◆ Stated goal ◆
Look below for the line containing "What text is on this page?". Output it and each remaining line of the entries exactly, and nothing else.

Stored entries
###
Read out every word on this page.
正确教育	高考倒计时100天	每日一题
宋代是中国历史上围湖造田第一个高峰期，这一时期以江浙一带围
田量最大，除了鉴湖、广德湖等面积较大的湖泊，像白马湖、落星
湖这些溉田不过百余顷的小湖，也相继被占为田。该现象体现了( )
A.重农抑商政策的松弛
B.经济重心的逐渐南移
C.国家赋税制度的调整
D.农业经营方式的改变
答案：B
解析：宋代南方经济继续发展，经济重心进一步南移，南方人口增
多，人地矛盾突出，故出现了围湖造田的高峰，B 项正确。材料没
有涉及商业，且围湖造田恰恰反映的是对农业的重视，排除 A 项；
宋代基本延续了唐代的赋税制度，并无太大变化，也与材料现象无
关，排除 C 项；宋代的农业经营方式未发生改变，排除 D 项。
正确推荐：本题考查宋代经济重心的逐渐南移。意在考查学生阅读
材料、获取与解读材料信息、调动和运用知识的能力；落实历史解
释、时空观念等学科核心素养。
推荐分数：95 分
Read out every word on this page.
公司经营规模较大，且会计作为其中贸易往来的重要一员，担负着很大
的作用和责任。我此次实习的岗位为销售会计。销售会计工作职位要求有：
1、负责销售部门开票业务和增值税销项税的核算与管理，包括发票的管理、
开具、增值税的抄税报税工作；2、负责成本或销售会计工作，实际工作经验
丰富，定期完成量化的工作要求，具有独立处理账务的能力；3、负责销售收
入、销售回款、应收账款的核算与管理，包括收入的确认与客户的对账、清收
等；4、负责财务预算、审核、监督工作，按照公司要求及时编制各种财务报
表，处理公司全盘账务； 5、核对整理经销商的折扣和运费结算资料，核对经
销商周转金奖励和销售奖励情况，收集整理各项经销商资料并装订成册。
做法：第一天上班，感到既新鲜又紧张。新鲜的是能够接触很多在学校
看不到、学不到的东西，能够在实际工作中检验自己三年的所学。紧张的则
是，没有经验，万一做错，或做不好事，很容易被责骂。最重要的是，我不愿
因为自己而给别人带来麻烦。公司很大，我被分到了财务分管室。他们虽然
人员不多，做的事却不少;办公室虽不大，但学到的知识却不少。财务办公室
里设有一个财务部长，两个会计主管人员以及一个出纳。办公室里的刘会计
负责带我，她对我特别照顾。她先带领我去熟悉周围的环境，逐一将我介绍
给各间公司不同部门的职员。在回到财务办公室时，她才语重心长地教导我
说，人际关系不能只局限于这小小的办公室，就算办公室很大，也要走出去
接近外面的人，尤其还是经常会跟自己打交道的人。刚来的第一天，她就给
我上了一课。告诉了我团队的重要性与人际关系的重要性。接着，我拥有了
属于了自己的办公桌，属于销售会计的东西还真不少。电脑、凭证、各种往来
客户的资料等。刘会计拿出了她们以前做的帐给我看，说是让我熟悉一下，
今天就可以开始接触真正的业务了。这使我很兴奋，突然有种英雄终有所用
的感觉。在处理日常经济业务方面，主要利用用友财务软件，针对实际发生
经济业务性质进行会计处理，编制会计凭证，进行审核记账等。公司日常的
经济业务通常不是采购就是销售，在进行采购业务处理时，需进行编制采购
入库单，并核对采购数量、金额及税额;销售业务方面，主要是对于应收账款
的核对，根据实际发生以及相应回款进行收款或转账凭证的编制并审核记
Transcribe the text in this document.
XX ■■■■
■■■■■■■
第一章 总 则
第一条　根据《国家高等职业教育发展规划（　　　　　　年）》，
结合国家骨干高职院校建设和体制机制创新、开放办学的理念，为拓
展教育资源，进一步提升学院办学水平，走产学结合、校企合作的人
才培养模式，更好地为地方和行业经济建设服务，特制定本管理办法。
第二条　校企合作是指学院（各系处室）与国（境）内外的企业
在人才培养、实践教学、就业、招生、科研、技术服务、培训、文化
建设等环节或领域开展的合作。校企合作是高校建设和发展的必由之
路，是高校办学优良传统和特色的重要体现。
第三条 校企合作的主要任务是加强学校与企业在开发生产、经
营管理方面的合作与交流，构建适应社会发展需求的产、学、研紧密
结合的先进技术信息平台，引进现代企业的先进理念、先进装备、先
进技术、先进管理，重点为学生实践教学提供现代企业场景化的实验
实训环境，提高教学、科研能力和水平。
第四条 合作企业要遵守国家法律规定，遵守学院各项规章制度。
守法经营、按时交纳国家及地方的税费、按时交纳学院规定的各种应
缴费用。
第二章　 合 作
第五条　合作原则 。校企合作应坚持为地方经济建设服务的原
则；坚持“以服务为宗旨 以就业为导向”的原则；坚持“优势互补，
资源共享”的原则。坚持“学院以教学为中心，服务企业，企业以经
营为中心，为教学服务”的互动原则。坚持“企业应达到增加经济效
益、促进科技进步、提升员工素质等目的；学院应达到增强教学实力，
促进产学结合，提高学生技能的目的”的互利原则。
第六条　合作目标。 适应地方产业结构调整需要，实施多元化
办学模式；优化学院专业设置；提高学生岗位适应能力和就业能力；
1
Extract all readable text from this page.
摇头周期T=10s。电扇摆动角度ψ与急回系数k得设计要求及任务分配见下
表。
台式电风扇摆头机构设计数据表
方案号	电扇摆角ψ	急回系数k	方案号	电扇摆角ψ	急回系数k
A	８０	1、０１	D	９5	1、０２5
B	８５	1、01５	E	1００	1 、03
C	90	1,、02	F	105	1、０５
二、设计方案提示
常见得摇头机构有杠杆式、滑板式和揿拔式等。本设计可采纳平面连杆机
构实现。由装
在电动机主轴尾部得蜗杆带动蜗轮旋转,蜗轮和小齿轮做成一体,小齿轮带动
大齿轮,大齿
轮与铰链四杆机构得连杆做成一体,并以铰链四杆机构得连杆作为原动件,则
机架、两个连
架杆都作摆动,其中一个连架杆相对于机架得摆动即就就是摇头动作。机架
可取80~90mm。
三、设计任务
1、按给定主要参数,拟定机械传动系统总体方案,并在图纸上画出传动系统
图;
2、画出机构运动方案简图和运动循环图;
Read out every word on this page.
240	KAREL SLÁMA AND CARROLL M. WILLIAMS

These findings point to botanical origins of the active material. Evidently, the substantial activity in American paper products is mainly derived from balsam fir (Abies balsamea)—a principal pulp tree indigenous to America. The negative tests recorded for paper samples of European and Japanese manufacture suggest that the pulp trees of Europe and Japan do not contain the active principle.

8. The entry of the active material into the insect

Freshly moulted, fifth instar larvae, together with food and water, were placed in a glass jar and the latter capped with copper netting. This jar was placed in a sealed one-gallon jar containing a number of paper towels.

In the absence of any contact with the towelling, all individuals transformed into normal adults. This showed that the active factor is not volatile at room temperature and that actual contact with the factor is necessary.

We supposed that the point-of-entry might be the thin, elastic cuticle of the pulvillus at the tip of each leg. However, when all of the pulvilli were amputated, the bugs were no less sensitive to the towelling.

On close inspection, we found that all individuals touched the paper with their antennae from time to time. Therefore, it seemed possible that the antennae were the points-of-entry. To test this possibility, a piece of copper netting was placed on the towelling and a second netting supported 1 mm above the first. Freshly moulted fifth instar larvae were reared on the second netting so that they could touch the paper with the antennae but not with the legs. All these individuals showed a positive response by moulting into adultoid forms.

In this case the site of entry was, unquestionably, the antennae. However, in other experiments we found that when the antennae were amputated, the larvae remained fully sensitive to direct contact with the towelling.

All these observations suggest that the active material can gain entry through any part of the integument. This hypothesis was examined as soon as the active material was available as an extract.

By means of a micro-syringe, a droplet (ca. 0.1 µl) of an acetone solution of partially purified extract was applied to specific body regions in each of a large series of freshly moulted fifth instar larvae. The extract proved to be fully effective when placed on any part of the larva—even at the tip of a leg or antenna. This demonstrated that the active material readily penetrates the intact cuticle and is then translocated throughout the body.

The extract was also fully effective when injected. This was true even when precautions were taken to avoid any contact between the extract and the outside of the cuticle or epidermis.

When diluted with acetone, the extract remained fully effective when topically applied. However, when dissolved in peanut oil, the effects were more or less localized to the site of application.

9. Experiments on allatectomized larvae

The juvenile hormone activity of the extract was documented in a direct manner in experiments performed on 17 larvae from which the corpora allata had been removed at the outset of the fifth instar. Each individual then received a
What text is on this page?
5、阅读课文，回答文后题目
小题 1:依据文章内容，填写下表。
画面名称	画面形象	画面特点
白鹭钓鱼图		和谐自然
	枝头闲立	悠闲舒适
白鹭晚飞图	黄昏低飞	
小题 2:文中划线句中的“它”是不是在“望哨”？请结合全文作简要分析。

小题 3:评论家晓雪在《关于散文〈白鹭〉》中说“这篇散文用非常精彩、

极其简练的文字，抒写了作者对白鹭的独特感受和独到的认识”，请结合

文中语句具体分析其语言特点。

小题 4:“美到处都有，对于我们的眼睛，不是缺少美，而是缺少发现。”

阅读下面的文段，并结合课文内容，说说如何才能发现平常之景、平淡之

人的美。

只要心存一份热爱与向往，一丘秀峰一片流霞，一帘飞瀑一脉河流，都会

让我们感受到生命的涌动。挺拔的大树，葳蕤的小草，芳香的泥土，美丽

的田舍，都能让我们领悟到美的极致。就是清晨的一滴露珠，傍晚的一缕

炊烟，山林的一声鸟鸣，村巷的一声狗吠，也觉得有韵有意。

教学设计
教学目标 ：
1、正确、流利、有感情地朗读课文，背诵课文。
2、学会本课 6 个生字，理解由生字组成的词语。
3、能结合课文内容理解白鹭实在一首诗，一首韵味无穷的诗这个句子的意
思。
###
◆ Written response ◆
What text is on this page?
5、阅读课文，回答文后题目
小题 1:依据文章内容，填写下表。
画面名称	画面形象	画面特点
白鹭钓鱼图		和谐自然
	枝头闲立	悠闲舒适
白鹭晚飞图	黄昏低飞	
小题 2:文中划线句中的“它”是不是在“望哨”？请结合全文作简要分析。

小题 3:评论家晓雪在《关于散文〈白鹭〉》中说“这篇散文用非常精彩、

极其简练的文字，抒写了作者对白鹭的独特感受和独到的认识”，请结合

文中语句具体分析其语言特点。

小题 4:“美到处都有，对于我们的眼睛，不是缺少美，而是缺少发现。”

阅读下面的文段，并结合课文内容，说说如何才能发现平常之景、平淡之

人的美。

只要心存一份热爱与向往，一丘秀峰一片流霞，一帘飞瀑一脉河流，都会

让我们感受到生命的涌动。挺拔的大树，葳蕤的小草，芳香的泥土，美丽

的田舍，都能让我们领悟到美的极致。就是清晨的一滴露珠，傍晚的一缕

炊烟，山林的一声鸟鸣，村巷的一声狗吠，也觉得有韵有意。

教学设计
教学目标 ：
1、正确、流利、有感情地朗读课文，背诵课文。
2、学会本课 6 个生字，理解由生字组成的词语。
3、能结合课文内容理解白鹭实在一首诗，一首韵味无穷的诗这个句子的意
思。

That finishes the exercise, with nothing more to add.